# Task requirements
In the data below, locate each line with the word "name" and list it.

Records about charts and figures
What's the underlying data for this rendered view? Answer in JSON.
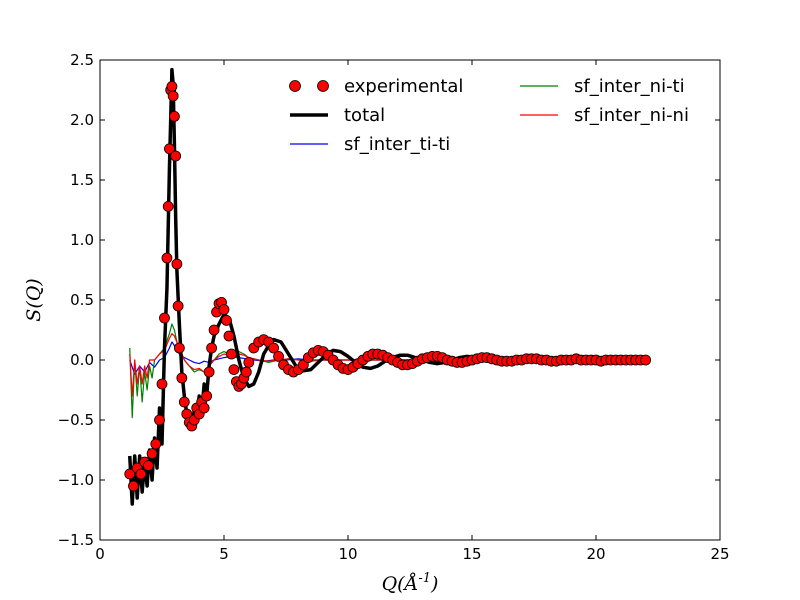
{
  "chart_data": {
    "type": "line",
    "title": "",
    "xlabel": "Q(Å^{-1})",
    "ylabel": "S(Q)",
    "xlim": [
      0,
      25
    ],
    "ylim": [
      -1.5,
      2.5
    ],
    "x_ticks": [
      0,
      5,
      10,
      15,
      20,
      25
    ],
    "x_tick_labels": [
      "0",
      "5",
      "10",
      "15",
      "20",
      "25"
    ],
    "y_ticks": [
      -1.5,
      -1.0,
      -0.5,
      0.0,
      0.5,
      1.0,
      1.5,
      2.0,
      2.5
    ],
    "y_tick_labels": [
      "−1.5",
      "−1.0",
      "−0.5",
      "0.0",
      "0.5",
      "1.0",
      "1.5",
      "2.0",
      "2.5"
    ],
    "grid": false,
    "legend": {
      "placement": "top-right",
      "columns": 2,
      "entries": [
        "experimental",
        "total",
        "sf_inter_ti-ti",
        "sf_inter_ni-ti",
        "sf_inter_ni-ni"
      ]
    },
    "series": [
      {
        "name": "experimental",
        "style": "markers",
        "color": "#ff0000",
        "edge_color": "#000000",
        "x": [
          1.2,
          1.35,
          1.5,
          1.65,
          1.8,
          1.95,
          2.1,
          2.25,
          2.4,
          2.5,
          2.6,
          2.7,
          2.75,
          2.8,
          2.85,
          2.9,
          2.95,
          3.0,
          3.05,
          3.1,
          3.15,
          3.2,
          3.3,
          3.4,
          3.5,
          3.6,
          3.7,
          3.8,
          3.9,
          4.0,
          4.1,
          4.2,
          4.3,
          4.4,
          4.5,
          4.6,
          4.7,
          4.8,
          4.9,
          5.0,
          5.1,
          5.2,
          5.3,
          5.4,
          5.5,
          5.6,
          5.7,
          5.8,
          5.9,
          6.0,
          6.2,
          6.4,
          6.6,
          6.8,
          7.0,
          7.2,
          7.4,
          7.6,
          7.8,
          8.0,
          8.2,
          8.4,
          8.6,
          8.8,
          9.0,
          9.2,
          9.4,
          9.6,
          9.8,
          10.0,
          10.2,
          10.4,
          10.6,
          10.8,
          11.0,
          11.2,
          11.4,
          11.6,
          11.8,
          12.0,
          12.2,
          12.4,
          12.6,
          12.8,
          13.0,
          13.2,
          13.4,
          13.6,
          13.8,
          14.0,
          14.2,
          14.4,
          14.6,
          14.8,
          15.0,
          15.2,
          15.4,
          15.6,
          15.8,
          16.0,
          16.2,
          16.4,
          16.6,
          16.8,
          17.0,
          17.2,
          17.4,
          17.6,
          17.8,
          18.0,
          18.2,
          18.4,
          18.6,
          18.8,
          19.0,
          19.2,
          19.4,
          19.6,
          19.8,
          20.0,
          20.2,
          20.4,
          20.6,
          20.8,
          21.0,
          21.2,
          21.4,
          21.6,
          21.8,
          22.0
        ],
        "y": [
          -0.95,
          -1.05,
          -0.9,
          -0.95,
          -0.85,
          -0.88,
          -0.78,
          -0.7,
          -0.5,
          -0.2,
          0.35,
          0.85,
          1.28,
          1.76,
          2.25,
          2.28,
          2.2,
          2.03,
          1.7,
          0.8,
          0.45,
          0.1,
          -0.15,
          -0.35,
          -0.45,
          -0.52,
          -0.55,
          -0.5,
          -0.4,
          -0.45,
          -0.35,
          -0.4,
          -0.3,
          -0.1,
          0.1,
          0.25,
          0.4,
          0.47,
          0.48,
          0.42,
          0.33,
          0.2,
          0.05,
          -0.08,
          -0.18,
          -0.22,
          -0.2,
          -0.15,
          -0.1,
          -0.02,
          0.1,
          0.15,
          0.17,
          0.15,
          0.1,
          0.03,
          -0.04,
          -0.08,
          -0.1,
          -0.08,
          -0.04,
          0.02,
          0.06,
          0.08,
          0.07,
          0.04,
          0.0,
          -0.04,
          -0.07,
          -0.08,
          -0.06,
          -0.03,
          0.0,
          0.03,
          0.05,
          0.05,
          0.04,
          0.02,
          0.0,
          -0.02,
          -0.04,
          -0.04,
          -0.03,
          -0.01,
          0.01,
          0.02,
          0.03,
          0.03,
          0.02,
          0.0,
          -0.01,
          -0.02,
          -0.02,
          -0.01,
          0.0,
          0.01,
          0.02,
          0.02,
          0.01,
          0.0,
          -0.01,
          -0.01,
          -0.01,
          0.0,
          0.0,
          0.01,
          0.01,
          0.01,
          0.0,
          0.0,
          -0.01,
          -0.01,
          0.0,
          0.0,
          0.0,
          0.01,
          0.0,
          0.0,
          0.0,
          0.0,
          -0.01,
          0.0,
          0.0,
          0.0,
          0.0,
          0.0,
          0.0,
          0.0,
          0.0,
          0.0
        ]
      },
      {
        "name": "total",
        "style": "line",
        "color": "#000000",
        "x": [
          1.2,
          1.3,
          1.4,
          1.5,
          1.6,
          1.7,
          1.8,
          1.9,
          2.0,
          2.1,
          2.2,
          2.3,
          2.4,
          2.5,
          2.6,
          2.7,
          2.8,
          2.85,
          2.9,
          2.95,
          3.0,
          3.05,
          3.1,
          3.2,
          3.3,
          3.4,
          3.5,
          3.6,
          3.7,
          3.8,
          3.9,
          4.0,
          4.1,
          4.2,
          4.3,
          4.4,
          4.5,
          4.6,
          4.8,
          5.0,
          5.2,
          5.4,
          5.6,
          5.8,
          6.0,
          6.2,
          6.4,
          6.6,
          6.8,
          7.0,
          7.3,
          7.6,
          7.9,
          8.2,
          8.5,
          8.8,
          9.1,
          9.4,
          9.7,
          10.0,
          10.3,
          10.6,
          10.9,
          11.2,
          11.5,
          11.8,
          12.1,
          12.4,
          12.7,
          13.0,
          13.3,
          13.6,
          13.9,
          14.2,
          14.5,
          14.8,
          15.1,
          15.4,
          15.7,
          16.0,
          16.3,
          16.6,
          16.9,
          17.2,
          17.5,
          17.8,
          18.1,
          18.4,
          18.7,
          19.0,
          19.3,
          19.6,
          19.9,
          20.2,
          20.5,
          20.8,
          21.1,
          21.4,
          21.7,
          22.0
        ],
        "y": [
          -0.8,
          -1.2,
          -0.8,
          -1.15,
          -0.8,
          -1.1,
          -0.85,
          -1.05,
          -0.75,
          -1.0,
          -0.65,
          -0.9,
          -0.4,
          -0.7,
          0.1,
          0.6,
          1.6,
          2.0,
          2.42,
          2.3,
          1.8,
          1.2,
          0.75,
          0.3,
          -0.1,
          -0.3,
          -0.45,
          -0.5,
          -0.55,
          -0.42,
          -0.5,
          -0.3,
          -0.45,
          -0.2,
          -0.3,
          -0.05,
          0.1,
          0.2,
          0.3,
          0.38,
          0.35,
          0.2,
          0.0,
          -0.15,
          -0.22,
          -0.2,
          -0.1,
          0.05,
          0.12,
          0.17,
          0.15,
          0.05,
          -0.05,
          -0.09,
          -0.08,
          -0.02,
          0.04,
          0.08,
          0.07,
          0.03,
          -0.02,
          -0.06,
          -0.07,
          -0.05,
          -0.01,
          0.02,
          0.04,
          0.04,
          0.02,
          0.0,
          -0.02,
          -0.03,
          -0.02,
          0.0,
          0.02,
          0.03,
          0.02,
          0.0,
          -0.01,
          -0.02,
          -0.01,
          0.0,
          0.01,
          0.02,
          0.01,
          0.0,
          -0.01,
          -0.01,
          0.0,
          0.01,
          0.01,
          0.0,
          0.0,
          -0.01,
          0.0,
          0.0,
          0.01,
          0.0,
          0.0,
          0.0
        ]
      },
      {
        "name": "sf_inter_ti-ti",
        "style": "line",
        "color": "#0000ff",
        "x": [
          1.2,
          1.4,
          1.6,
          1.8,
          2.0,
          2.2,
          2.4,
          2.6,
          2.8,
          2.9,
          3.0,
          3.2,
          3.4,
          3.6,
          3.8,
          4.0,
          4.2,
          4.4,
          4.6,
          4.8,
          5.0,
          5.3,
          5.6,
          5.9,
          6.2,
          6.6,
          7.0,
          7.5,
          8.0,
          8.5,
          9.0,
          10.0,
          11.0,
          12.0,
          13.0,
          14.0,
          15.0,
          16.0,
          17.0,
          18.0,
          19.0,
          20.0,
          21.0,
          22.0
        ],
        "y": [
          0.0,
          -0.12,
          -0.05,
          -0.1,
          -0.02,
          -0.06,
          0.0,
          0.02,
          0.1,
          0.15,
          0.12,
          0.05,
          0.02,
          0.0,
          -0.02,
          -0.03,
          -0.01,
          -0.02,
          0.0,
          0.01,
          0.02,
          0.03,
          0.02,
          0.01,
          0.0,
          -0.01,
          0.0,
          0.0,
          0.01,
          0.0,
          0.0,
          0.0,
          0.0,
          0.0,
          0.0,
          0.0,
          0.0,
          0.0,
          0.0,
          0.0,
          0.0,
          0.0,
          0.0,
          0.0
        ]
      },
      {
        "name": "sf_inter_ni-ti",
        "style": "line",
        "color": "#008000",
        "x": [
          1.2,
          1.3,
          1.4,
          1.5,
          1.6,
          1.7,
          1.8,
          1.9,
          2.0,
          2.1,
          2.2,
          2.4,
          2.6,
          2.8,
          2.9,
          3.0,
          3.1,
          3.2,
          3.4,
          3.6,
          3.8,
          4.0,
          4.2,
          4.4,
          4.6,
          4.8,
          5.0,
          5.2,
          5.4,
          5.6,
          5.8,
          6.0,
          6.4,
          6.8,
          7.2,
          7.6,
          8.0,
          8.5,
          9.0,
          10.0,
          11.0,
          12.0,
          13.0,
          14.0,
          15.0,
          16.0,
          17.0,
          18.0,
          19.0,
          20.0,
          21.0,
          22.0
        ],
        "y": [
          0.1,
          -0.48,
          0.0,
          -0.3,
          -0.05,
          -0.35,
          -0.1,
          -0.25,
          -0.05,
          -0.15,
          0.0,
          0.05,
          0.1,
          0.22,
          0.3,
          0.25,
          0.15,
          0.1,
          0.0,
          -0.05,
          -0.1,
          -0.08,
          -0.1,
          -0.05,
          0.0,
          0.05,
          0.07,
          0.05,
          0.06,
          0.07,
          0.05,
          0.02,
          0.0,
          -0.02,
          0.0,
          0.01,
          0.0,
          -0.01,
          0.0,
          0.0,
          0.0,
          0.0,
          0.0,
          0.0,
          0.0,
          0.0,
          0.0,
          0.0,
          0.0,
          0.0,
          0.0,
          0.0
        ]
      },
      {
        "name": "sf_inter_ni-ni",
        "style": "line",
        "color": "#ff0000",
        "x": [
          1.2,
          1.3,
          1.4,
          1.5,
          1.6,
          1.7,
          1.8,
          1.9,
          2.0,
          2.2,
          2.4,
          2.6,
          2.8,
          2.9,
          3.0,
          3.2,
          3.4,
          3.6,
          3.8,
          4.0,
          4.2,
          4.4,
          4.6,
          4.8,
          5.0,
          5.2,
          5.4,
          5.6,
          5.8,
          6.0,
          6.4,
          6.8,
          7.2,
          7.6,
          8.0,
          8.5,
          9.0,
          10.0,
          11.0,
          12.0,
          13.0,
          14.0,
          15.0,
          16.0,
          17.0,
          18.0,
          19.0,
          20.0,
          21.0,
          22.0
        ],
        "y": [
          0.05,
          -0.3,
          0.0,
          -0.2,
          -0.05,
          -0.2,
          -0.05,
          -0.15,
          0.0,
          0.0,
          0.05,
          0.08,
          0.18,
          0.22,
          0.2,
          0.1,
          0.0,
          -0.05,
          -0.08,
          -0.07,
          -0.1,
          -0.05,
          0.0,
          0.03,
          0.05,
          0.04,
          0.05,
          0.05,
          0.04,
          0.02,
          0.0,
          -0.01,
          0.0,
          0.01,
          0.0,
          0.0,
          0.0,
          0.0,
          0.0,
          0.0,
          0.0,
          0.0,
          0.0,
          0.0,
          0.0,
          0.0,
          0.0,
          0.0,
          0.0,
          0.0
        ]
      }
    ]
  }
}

# Solution
        "name": "experimental",
        "name": "total",
        "name": "sf_inter_ti-ti",
        "name": "sf_inter_ni-ti",
        "name": "sf_inter_ni-ni",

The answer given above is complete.